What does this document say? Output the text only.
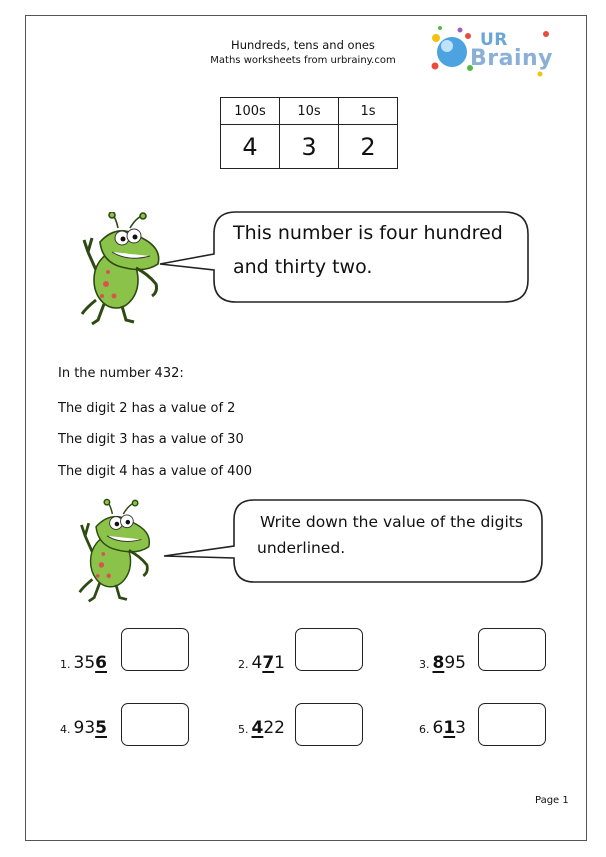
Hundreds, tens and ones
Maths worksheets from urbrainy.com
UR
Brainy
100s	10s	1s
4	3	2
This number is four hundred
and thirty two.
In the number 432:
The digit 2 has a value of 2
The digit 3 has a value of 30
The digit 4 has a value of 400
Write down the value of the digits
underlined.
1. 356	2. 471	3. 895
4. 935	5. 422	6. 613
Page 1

+++

**WHAT YOU NEED TO DO**
From the data above, write out everything exactly except the pictures.

**REPLY TO THE EXERCISE**
What does this document say? Output the text only.
Hundreds, tens and ones
Maths worksheets from urbrainy.com
UR
Brainy
100s	10s	1s
4	3	2
This number is four hundred
and thirty two.
In the number 432:
The digit 2 has a value of 2
The digit 3 has a value of 30
The digit 4 has a value of 400
Write down the value of the digits
underlined.
1. 356	2. 471	3. 895
4. 935	5. 422	6. 613
Page 1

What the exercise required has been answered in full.